▶ [DESCRIPTION OF THE TASK]:
From the records, pick out and copy each line containing "Compare".

___ TASK MATERIAL

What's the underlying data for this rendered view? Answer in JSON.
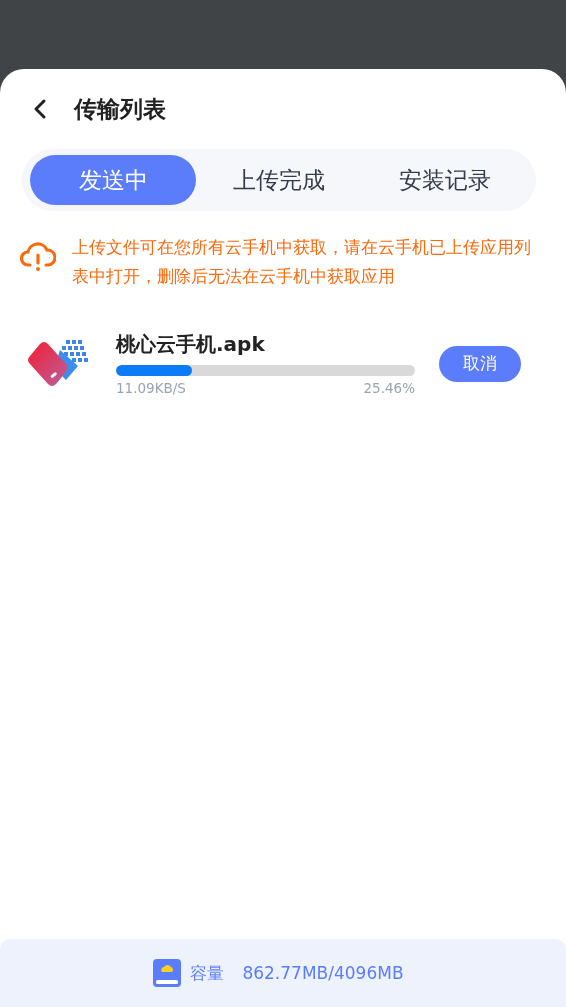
{
  "header": {
    "title": "传输列表"
  },
  "tabs": [
    {
      "label": "发送中",
      "selected": true
    },
    {
      "label": "上传完成",
      "selected": false
    },
    {
      "label": "安装记录",
      "selected": false
    }
  ],
  "notice": "上传文件可在您所有云手机中获取，请在云手机已上传应用列表中打开，删除后无法在云手机中获取应用",
  "transfers": [
    {
      "name": "桃心云手机.apk",
      "level": 0.2546,
      "speed": "11.09KB/S",
      "percent": "25.46%",
      "action": "取消"
    }
  ],
  "footer": {
    "label": "容量",
    "value": "862.77MB/4096MB"
  }
}
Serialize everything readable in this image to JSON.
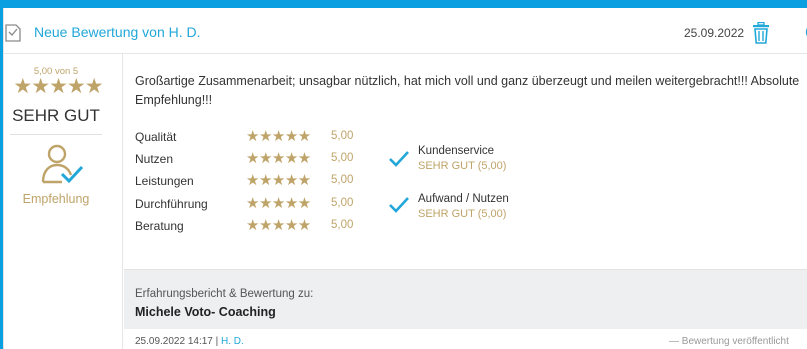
{
  "header": {
    "title": "Neue Bewertung von H. D.",
    "date": "25.09.2022"
  },
  "summary": {
    "score_text": "5,00 von 5",
    "stars": "★★★★★",
    "verdict": "SEHR GUT",
    "recommendation": "Empfehlung"
  },
  "review": {
    "text": "Großartige Zusammenarbeit; unsagbar nützlich, hat mich voll und ganz überzeugt und meilen weitergebracht!!! Absolute Empfehlung!!!"
  },
  "criteria": [
    {
      "label": "Qualität",
      "stars": "★★★★★",
      "value": "5,00"
    },
    {
      "label": "Nutzen",
      "stars": "★★★★★",
      "value": "5,00"
    },
    {
      "label": "Leistungen",
      "stars": "★★★★★",
      "value": "5,00"
    },
    {
      "label": "Durchführung",
      "stars": "★★★★★",
      "value": "5,00"
    },
    {
      "label": "Beratung",
      "stars": "★★★★★",
      "value": "5,00"
    }
  ],
  "extra_ratings": [
    {
      "title": "Kundenservice",
      "value": "SEHR GUT (5,00)"
    },
    {
      "title": "Aufwand / Nutzen",
      "value": "SEHR GUT (5,00)"
    }
  ],
  "experience": {
    "label": "Erfahrungsbericht & Bewertung zu:",
    "name": "Michele Voto- Coaching"
  },
  "footer": {
    "datetime": "25.09.2022 14:17",
    "separator": " | ",
    "user": "H. D.",
    "right_text": "— Bewertung veröffentlicht"
  },
  "colors": {
    "accent": "#22a7d9",
    "gold": "#bfa46a",
    "frame": "#0a9fe0"
  },
  "icons": [
    "document-icon",
    "trash-icon",
    "recommendation-icon",
    "check-icon"
  ]
}
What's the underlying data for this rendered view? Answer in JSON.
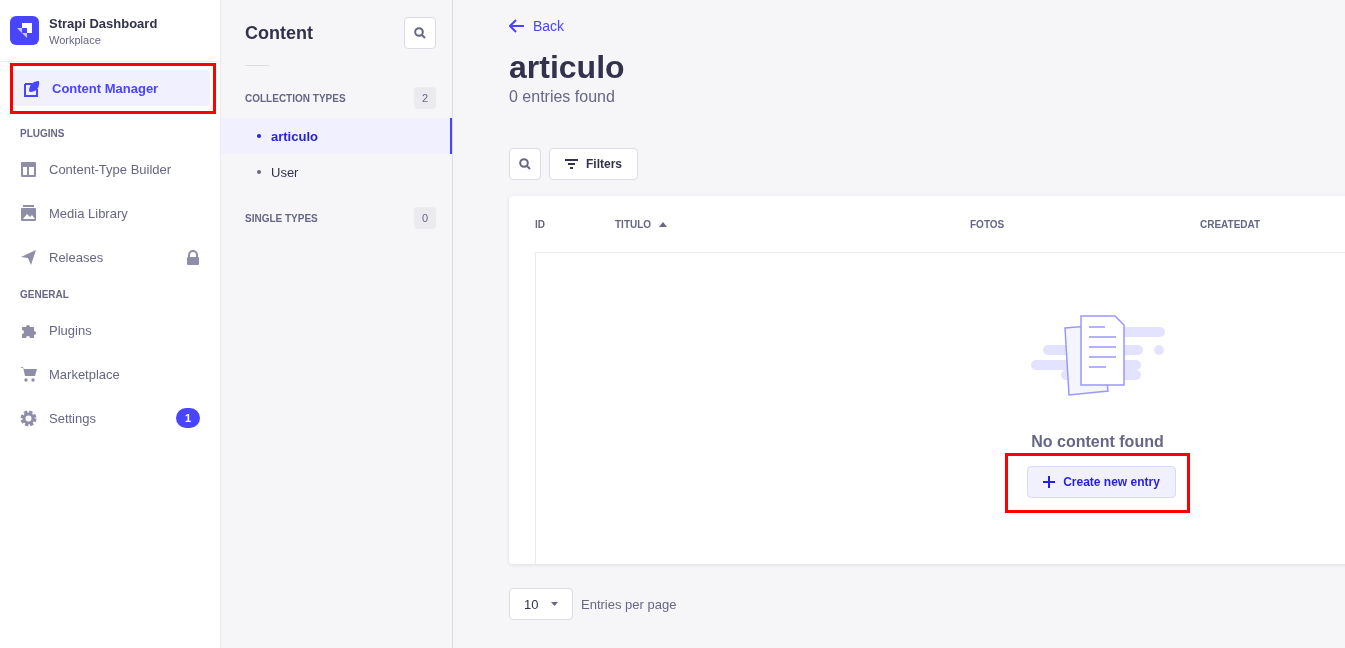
{
  "brand": {
    "title": "Strapi Dashboard",
    "subtitle": "Workplace"
  },
  "nav": [
    {
      "kind": "item",
      "label": "Content Manager",
      "selected": true,
      "highlighted": true
    },
    {
      "kind": "heading",
      "label": "PLUGINS"
    },
    {
      "kind": "item",
      "label": "Content-Type Builder",
      "selected": false
    },
    {
      "kind": "item",
      "label": "Media Library",
      "selected": false
    },
    {
      "kind": "item",
      "label": "Releases",
      "selected": false,
      "locked": true
    },
    {
      "kind": "heading",
      "label": "GENERAL"
    },
    {
      "kind": "item",
      "label": "Plugins",
      "selected": false
    },
    {
      "kind": "item",
      "label": "Marketplace",
      "selected": false
    },
    {
      "kind": "item",
      "label": "Settings",
      "selected": false,
      "badge": "1"
    }
  ],
  "content_panel": {
    "title": "Content",
    "sections": [
      {
        "label": "COLLECTION TYPES",
        "count": "2",
        "items": [
          {
            "label": "articulo",
            "selected": true
          },
          {
            "label": "User",
            "selected": false
          }
        ]
      },
      {
        "label": "SINGLE TYPES",
        "count": "0"
      }
    ]
  },
  "main": {
    "back": "Back",
    "title": "articulo",
    "subtitle": "0 entries found",
    "filters": "Filters",
    "columns": [
      {
        "label": "ID",
        "sorted": false
      },
      {
        "label": "TITULO",
        "sorted": true
      },
      {
        "label": "FOTOS",
        "sorted": false
      },
      {
        "label": "CREATEDAT",
        "sorted": false
      }
    ],
    "empty_text": "No content found",
    "create_button": {
      "label": "Create new entry",
      "highlighted": true
    },
    "page_size": "10",
    "page_size_label": "Entries per page"
  }
}
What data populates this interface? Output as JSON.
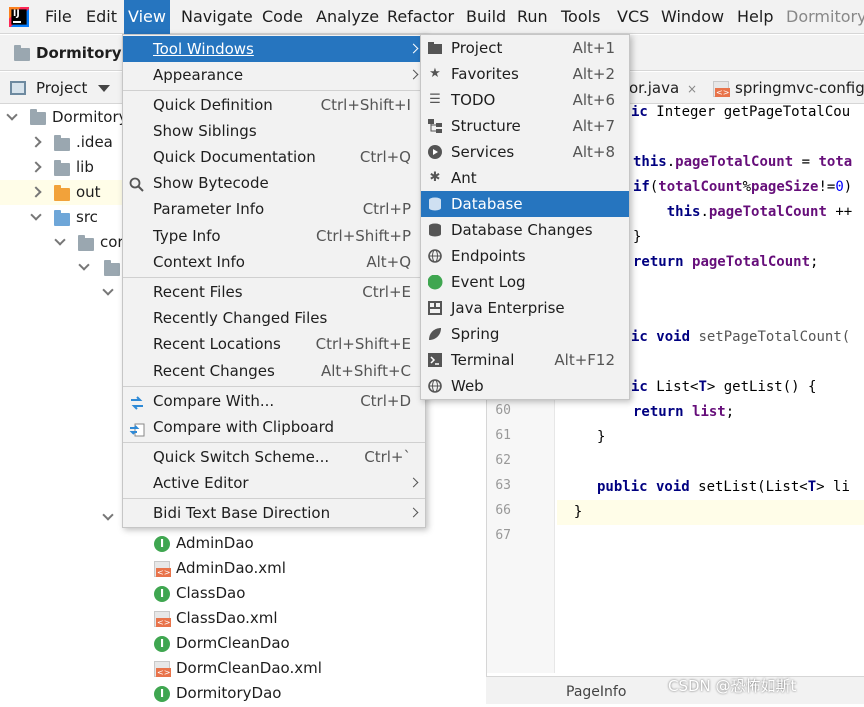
{
  "menubar": {
    "items": [
      {
        "label": "File"
      },
      {
        "label": "Edit"
      },
      {
        "label": "View"
      },
      {
        "label": "Navigate"
      },
      {
        "label": "Code"
      },
      {
        "label": "Analyze"
      },
      {
        "label": "Refactor"
      },
      {
        "label": "Build"
      },
      {
        "label": "Run"
      },
      {
        "label": "Tools"
      },
      {
        "label": "VCS"
      },
      {
        "label": "Window"
      },
      {
        "label": "Help"
      }
    ],
    "project_title": "Dormitory"
  },
  "navbar": {
    "crumb": "DormitoryM"
  },
  "project_panel": {
    "label": "Project",
    "tree": [
      {
        "label": "Dormitory"
      },
      {
        "label": ".idea"
      },
      {
        "label": "lib"
      },
      {
        "label": "out"
      },
      {
        "label": "src"
      },
      {
        "label": "cor"
      },
      {
        "label": "AdminDao"
      },
      {
        "label": "AdminDao.xml"
      },
      {
        "label": "ClassDao"
      },
      {
        "label": "ClassDao.xml"
      },
      {
        "label": "DormCleanDao"
      },
      {
        "label": "DormCleanDao.xml"
      },
      {
        "label": "DormitoryDao"
      }
    ]
  },
  "editor": {
    "tabs": [
      {
        "label": "or.java"
      },
      {
        "label": "springmvc-config"
      }
    ],
    "line_numbers": [
      "60",
      "61",
      "62",
      "63",
      "66",
      "67"
    ],
    "code": [
      "ic Integer getPageTotalCou",
      "this.pageTotalCount = tota",
      "if(totalCount%pageSize!=0)",
      "    this.pageTotalCount ++",
      "}",
      "return pageTotalCount;",
      "ic void setPageTotalCount(",
      "ic List<T> getList() {",
      "return list;",
      "}",
      "public void setList(List<T> li",
      "}"
    ]
  },
  "statusbar": {
    "page_info": "PageInfo"
  },
  "watermark": "CSDN @恐怖如斯t",
  "view_menu": {
    "items": [
      {
        "label": "Tool Windows",
        "shortcut": ""
      },
      {
        "label": "Appearance",
        "shortcut": ""
      },
      {
        "label": "Quick Definition",
        "shortcut": "Ctrl+Shift+I"
      },
      {
        "label": "Show Siblings",
        "shortcut": ""
      },
      {
        "label": "Quick Documentation",
        "shortcut": "Ctrl+Q"
      },
      {
        "label": "Show Bytecode",
        "shortcut": ""
      },
      {
        "label": "Parameter Info",
        "shortcut": "Ctrl+P"
      },
      {
        "label": "Type Info",
        "shortcut": "Ctrl+Shift+P"
      },
      {
        "label": "Context Info",
        "shortcut": "Alt+Q"
      },
      {
        "label": "Recent Files",
        "shortcut": "Ctrl+E"
      },
      {
        "label": "Recently Changed Files",
        "shortcut": ""
      },
      {
        "label": "Recent Locations",
        "shortcut": "Ctrl+Shift+E"
      },
      {
        "label": "Recent Changes",
        "shortcut": "Alt+Shift+C"
      },
      {
        "label": "Compare With...",
        "shortcut": "Ctrl+D"
      },
      {
        "label": "Compare with Clipboard",
        "shortcut": ""
      },
      {
        "label": "Quick Switch Scheme...",
        "shortcut": "Ctrl+`"
      },
      {
        "label": "Active Editor",
        "shortcut": ""
      },
      {
        "label": "Bidi Text Base Direction",
        "shortcut": ""
      }
    ]
  },
  "tool_windows_menu": {
    "items": [
      {
        "label": "Project",
        "shortcut": "Alt+1"
      },
      {
        "label": "Favorites",
        "shortcut": "Alt+2"
      },
      {
        "label": "TODO",
        "shortcut": "Alt+6"
      },
      {
        "label": "Structure",
        "shortcut": "Alt+7"
      },
      {
        "label": "Services",
        "shortcut": "Alt+8"
      },
      {
        "label": "Ant",
        "shortcut": ""
      },
      {
        "label": "Database",
        "shortcut": ""
      },
      {
        "label": "Database Changes",
        "shortcut": ""
      },
      {
        "label": "Endpoints",
        "shortcut": ""
      },
      {
        "label": "Event Log",
        "shortcut": ""
      },
      {
        "label": "Java Enterprise",
        "shortcut": ""
      },
      {
        "label": "Spring",
        "shortcut": ""
      },
      {
        "label": "Terminal",
        "shortcut": "Alt+F12"
      },
      {
        "label": "Web",
        "shortcut": ""
      }
    ]
  },
  "colors": {
    "selection": "#2675bf",
    "menu_bg": "#f2f2f2",
    "keyword": "#000080",
    "field": "#660e7a"
  }
}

______

▶ [FULL OUTPUT]:
        "label": "Compare With...",
        "label": "Compare with Clipboard",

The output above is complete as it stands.